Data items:
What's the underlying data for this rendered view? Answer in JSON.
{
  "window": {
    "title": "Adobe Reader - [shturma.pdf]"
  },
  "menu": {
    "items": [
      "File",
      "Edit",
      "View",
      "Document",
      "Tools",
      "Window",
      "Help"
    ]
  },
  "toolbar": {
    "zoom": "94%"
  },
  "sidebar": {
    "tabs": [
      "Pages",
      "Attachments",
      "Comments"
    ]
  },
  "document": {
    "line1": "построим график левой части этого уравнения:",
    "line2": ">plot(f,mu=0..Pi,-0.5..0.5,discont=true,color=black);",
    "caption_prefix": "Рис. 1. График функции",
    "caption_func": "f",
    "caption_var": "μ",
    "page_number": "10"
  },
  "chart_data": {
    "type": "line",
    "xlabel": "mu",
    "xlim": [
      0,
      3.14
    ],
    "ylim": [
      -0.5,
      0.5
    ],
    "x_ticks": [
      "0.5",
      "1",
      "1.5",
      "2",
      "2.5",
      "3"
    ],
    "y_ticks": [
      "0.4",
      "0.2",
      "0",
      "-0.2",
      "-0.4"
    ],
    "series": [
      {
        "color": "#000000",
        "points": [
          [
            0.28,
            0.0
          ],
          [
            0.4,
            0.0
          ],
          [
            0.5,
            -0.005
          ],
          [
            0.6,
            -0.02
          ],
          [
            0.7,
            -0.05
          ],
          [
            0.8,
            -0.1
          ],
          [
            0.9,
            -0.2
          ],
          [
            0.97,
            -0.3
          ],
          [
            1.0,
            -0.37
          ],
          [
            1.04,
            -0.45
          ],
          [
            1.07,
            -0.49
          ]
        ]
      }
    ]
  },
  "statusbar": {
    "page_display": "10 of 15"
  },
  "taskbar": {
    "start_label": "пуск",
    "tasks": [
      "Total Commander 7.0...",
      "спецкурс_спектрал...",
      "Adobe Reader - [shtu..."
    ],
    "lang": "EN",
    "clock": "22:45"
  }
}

Objective »
How many of the lines above include the string "Reader"? Answer with the number only.

Response »
2